PROBLEM STATEMENT: Go through the listing and return every line with "items" in it.

TASK INPUT:
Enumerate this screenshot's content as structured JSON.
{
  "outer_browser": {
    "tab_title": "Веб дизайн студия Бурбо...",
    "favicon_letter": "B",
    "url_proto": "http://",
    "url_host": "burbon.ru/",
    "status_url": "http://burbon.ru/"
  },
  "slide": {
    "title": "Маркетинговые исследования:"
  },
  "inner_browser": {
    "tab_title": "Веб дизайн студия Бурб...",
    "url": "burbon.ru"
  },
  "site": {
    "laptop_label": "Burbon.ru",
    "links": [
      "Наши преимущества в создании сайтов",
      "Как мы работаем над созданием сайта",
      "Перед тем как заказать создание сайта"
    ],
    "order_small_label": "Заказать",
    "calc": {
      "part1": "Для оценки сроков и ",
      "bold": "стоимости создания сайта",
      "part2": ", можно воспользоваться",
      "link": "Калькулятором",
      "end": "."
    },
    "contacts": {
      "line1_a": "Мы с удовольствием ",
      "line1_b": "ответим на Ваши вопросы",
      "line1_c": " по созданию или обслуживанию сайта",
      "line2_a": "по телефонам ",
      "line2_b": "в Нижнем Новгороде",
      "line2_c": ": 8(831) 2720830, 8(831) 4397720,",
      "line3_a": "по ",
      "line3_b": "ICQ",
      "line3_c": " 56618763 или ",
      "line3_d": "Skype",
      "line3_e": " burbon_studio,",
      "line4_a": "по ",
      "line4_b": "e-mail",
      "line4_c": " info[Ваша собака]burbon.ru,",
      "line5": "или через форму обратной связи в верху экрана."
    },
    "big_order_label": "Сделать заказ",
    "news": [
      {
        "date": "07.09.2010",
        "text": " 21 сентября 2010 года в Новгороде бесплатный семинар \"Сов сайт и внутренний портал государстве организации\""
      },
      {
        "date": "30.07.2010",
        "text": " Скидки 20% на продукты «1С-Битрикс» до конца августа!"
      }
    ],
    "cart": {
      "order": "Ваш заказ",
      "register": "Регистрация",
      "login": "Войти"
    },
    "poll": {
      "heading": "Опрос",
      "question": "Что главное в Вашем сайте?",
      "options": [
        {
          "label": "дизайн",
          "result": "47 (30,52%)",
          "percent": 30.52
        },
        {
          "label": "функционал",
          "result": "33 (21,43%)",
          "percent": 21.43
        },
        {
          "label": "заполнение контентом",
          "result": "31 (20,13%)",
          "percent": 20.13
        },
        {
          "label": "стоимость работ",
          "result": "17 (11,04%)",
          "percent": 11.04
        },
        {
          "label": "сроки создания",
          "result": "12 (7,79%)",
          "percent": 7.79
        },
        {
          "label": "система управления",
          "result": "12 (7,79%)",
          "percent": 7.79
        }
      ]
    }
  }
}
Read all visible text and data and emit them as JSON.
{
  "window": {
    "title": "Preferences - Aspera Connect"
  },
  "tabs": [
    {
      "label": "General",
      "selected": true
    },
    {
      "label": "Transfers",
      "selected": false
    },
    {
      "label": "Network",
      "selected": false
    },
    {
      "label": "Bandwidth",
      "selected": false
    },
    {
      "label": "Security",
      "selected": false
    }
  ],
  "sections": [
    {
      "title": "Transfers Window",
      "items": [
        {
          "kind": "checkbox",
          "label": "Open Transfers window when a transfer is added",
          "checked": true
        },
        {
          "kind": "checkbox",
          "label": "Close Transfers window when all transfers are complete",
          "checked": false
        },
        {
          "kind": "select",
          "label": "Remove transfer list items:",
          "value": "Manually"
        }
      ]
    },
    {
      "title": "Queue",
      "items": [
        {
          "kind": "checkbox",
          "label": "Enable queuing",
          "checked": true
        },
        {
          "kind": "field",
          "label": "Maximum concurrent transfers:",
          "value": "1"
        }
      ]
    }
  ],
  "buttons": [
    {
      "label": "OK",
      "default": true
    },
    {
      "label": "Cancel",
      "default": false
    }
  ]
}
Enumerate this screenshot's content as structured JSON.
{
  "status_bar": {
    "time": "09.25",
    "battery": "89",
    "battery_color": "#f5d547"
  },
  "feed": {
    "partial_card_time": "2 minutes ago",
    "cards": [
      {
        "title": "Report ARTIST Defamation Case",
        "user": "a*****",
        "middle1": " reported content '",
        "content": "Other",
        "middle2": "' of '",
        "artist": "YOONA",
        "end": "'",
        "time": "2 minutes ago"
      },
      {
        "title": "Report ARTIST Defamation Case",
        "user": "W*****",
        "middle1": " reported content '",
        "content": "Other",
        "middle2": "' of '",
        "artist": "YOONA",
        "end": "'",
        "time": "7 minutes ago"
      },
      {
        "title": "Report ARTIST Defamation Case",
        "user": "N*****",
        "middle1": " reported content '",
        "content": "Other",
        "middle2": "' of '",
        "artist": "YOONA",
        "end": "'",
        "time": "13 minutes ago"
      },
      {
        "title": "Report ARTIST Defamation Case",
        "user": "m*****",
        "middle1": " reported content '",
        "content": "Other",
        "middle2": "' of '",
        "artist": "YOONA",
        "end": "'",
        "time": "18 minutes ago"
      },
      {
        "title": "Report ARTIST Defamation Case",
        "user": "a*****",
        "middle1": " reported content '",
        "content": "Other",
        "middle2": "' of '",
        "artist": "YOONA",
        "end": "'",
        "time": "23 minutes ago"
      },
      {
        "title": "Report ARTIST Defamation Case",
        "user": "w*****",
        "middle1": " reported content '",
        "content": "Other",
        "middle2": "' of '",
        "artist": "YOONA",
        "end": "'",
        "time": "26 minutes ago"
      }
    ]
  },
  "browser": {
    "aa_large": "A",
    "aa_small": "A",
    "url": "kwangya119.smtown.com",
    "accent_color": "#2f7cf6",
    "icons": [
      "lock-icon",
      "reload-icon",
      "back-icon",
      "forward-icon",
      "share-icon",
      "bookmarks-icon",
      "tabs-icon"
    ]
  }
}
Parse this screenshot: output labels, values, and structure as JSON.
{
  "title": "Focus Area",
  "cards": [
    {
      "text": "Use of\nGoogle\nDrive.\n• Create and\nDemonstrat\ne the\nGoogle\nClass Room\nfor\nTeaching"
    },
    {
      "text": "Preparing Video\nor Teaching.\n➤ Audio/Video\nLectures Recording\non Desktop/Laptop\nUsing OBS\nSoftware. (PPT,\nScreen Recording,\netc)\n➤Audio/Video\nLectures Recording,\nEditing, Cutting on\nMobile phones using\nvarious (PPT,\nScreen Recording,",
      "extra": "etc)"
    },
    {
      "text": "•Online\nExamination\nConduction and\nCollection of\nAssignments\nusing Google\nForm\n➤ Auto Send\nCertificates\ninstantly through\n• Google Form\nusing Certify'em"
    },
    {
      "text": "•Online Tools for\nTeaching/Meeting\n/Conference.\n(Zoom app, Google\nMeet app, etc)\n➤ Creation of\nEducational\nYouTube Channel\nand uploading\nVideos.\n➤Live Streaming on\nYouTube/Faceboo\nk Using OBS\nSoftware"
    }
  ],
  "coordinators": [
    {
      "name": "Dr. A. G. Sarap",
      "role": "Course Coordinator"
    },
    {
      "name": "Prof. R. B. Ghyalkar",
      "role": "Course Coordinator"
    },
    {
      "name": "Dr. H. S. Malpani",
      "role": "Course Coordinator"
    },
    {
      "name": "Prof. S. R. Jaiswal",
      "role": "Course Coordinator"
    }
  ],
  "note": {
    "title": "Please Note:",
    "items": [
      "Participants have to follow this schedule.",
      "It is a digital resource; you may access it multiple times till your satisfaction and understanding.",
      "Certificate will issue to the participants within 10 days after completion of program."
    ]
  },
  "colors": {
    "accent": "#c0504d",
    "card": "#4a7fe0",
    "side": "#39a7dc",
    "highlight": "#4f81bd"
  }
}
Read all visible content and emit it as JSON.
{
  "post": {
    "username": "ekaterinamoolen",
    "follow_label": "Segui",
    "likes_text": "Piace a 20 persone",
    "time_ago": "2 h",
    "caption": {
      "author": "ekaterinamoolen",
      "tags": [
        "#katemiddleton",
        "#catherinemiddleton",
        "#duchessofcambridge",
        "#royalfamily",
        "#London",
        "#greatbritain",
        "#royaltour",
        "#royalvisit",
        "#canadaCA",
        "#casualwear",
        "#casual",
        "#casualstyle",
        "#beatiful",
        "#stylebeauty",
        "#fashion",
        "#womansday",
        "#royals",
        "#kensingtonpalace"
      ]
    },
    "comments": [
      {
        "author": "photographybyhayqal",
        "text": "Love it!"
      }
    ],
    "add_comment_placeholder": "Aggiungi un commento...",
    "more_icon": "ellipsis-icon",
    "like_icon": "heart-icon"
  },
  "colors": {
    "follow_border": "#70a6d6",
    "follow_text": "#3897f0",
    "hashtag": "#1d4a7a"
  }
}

IN RESPONSE:
      "items": [
          "label": "Remove transfer list items:",
      "items": [
    "items": [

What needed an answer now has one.